Rows from a dataset:
================

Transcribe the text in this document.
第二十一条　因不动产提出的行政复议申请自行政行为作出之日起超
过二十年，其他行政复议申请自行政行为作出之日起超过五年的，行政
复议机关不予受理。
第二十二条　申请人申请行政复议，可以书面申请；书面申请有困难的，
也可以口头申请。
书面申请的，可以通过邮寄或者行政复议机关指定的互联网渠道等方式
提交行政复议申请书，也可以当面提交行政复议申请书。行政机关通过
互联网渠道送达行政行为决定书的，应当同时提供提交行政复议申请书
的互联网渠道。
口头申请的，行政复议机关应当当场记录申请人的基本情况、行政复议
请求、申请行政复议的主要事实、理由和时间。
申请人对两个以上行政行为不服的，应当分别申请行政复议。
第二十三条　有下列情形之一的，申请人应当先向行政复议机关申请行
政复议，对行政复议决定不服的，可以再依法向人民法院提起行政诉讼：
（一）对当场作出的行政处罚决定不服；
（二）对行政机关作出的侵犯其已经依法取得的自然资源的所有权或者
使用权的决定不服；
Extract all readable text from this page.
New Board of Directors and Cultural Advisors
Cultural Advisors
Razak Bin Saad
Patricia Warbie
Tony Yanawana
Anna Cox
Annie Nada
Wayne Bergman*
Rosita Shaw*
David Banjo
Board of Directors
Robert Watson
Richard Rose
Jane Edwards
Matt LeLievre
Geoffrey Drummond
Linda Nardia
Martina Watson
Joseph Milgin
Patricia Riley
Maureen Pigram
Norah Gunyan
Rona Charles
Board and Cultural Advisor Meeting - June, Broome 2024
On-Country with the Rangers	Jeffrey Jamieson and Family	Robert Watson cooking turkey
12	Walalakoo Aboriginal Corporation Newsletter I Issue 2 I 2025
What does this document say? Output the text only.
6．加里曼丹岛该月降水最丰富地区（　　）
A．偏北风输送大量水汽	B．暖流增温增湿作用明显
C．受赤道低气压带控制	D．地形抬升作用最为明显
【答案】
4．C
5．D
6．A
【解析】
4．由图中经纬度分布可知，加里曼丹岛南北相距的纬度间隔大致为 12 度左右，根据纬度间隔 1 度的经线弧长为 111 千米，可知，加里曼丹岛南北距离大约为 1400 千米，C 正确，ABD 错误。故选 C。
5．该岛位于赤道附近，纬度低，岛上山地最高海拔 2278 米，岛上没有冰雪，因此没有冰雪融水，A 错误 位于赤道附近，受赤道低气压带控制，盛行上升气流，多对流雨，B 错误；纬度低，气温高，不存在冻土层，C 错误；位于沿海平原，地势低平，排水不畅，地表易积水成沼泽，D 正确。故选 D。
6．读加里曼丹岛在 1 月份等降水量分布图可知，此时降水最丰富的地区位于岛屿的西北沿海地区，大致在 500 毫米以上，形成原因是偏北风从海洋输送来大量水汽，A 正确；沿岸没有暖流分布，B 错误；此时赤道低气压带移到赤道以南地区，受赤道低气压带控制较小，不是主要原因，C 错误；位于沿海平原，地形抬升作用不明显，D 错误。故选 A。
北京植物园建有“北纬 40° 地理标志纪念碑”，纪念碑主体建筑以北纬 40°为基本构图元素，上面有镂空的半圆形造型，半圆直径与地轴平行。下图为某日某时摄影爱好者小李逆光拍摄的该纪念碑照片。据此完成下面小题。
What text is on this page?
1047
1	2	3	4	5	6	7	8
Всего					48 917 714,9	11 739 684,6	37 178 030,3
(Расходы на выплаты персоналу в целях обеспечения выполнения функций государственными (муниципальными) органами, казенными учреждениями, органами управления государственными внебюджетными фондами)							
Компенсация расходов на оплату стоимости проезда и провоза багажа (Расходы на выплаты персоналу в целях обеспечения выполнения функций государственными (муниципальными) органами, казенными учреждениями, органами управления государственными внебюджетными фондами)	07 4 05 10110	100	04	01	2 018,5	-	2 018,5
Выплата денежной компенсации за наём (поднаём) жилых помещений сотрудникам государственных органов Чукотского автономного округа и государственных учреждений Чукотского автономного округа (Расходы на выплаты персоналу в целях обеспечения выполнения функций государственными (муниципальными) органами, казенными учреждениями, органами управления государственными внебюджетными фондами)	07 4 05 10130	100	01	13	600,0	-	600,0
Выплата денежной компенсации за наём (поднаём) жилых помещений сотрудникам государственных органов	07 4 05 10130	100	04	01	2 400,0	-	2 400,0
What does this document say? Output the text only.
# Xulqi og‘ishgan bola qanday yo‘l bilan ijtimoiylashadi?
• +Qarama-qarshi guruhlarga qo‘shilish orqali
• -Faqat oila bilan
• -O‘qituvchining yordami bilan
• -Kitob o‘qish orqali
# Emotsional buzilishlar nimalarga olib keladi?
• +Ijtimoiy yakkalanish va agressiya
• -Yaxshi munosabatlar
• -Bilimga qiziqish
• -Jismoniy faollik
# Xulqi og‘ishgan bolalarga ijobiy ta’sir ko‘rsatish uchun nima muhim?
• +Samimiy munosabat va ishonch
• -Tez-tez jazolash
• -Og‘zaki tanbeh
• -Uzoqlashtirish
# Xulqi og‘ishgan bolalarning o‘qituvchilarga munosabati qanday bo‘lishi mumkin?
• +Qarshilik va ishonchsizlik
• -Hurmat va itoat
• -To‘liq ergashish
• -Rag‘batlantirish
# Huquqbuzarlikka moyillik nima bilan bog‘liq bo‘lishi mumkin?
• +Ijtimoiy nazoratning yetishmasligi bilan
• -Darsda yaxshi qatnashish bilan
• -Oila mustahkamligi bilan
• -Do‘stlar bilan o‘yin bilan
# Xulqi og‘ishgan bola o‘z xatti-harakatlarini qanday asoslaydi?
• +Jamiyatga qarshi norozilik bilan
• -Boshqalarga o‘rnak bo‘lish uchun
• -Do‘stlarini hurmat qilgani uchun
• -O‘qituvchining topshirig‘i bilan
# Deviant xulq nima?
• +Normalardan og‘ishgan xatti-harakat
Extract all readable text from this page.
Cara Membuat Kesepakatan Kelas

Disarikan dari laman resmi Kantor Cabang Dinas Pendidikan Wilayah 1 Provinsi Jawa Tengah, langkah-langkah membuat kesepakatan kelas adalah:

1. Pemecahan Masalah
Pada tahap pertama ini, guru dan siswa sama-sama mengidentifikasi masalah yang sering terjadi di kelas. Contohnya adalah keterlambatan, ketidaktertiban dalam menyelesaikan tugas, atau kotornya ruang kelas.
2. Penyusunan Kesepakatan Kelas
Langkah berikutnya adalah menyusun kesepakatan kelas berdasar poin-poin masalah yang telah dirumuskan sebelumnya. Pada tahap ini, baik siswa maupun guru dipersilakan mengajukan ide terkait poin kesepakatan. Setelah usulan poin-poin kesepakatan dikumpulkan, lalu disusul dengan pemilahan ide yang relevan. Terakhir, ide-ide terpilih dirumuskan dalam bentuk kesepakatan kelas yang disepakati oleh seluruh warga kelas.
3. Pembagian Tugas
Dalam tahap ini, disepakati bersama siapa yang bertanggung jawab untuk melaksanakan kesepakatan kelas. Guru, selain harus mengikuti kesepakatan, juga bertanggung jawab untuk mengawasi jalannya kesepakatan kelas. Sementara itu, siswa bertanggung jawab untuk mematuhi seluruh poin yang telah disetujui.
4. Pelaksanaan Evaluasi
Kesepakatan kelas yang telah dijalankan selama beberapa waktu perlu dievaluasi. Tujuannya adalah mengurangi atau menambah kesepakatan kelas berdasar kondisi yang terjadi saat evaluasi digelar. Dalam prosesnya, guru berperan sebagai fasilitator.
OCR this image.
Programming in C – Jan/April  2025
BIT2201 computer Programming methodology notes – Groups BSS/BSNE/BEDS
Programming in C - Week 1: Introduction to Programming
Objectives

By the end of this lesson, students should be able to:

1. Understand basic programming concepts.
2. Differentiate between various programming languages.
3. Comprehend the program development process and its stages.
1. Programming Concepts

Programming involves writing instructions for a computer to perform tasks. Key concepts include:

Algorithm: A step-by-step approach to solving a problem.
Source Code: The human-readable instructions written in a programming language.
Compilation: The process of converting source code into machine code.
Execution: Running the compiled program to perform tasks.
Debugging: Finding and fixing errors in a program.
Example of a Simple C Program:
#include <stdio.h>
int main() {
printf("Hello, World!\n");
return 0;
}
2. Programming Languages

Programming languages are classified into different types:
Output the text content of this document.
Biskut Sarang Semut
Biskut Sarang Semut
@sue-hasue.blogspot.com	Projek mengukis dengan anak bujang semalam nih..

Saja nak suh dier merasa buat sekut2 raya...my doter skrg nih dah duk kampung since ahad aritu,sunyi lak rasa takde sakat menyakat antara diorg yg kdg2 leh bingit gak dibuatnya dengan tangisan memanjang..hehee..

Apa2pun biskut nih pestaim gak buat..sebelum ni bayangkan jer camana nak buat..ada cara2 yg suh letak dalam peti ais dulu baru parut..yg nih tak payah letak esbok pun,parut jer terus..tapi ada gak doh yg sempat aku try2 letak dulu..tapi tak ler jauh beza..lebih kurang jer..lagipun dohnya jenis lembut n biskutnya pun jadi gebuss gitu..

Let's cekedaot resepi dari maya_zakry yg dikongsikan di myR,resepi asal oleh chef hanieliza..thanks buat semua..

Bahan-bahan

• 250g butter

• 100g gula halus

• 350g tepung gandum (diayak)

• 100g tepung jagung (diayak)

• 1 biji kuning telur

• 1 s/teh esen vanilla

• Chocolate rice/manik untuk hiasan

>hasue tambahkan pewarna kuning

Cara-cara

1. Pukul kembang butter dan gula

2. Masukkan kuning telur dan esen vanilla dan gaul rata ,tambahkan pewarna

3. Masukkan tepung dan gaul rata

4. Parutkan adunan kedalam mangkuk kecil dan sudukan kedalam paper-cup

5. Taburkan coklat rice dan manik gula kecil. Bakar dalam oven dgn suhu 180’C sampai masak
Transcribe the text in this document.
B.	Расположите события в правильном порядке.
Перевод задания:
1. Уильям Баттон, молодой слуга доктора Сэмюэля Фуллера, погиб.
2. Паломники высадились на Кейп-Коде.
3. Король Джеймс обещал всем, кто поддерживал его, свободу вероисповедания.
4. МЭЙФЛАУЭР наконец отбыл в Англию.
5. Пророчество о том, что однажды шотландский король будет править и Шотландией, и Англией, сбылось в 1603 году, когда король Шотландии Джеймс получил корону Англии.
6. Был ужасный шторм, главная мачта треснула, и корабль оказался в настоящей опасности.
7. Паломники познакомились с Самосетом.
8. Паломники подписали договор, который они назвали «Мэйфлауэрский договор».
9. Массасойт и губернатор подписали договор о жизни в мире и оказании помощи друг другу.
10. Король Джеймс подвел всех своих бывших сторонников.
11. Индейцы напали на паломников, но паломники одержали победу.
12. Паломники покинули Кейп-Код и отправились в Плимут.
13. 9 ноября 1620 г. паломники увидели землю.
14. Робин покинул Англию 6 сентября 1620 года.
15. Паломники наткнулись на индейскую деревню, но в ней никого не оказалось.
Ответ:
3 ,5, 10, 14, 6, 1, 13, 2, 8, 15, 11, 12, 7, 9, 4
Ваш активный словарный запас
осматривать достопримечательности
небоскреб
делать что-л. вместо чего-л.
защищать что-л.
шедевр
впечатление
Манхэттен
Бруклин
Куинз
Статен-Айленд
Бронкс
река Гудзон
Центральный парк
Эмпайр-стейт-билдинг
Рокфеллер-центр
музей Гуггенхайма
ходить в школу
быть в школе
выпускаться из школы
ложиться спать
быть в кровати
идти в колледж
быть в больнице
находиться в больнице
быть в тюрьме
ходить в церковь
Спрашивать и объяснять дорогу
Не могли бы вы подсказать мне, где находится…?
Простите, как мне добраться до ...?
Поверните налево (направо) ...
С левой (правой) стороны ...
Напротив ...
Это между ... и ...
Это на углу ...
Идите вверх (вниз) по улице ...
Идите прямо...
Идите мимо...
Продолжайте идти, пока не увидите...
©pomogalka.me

================

*OBJECTIVE*.
Search the data above for lines holding "ishgan" and copy each of them.

*COMPLETED EXERCISE*.
# Xulqi og‘ishgan bola qanday yo‘l bilan ijtimoiylashadi?
# Xulqi og‘ishgan bolalarga ijobiy ta’sir ko‘rsatish uchun nima muhim?
# Xulqi og‘ishgan bolalarning o‘qituvchilarga munosabati qanday bo‘lishi mumkin?
# Xulqi og‘ishgan bola o‘z xatti-harakatlarini qanday asoslaydi?
• +Normalardan og‘ishgan xatti-harakat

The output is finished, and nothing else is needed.